DATA »
---+---
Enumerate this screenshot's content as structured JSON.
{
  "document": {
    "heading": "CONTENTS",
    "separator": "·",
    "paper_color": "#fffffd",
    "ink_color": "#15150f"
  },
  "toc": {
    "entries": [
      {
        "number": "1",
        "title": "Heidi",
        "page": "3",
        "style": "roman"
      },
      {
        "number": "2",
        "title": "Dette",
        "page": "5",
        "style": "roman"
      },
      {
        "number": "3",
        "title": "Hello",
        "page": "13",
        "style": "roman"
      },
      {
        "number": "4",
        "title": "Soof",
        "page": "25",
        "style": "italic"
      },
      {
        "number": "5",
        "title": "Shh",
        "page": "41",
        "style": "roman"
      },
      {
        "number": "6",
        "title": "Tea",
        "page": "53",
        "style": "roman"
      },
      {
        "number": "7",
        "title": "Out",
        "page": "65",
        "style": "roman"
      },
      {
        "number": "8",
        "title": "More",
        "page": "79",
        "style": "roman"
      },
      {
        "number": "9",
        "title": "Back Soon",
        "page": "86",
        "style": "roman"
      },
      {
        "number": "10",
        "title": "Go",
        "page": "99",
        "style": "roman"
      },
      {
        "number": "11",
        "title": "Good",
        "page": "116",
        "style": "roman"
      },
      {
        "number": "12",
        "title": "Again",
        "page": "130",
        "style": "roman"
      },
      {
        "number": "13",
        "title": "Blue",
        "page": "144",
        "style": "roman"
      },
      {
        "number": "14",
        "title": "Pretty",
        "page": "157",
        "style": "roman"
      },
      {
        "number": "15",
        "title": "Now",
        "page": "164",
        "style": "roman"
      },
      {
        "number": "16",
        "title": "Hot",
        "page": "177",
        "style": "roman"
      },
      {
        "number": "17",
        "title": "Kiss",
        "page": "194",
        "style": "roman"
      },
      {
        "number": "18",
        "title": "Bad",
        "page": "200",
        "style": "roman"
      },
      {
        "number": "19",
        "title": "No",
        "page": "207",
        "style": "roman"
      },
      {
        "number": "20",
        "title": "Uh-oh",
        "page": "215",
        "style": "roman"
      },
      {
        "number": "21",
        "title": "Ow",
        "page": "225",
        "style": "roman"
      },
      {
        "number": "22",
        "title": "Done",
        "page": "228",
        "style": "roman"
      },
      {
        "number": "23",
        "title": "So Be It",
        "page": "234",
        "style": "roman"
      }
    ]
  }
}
---+---
Reproduce the records word for word.

Enumerate this screenshot's content as structured JSON.
{
  "document": {
    "heading": "CONTENTS",
    "separator": "·",
    "paper_color": "#fffffd",
    "ink_color": "#15150f"
  },
  "toc": {
    "entries": [
      {
        "number": "1",
        "title": "Heidi",
        "page": "3",
        "style": "roman"
      },
      {
        "number": "2",
        "title": "Dette",
        "page": "5",
        "style": "roman"
      },
      {
        "number": "3",
        "title": "Hello",
        "page": "13",
        "style": "roman"
      },
      {
        "number": "4",
        "title": "Soof",
        "page": "25",
        "style": "italic"
      },
      {
        "number": "5",
        "title": "Shh",
        "page": "41",
        "style": "roman"
      },
      {
        "number": "6",
        "title": "Tea",
        "page": "53",
        "style": "roman"
      },
      {
        "number": "7",
        "title": "Out",
        "page": "65",
        "style": "roman"
      },
      {
        "number": "8",
        "title": "More",
        "page": "79",
        "style": "roman"
      },
      {
        "number": "9",
        "title": "Back Soon",
        "page": "86",
        "style": "roman"
      },
      {
        "number": "10",
        "title": "Go",
        "page": "99",
        "style": "roman"
      },
      {
        "number": "11",
        "title": "Good",
        "page": "116",
        "style": "roman"
      },
      {
        "number": "12",
        "title": "Again",
        "page": "130",
        "style": "roman"
      },
      {
        "number": "13",
        "title": "Blue",
        "page": "144",
        "style": "roman"
      },
      {
        "number": "14",
        "title": "Pretty",
        "page": "157",
        "style": "roman"
      },
      {
        "number": "15",
        "title": "Now",
        "page": "164",
        "style": "roman"
      },
      {
        "number": "16",
        "title": "Hot",
        "page": "177",
        "style": "roman"
      },
      {
        "number": "17",
        "title": "Kiss",
        "page": "194",
        "style": "roman"
      },
      {
        "number": "18",
        "title": "Bad",
        "page": "200",
        "style": "roman"
      },
      {
        "number": "19",
        "title": "No",
        "page": "207",
        "style": "roman"
      },
      {
        "number": "20",
        "title": "Uh-oh",
        "page": "215",
        "style": "roman"
      },
      {
        "number": "21",
        "title": "Ow",
        "page": "225",
        "style": "roman"
      },
      {
        "number": "22",
        "title": "Done",
        "page": "228",
        "style": "roman"
      },
      {
        "number": "23",
        "title": "So Be It",
        "page": "234",
        "style": "roman"
      }
    ]
  }
}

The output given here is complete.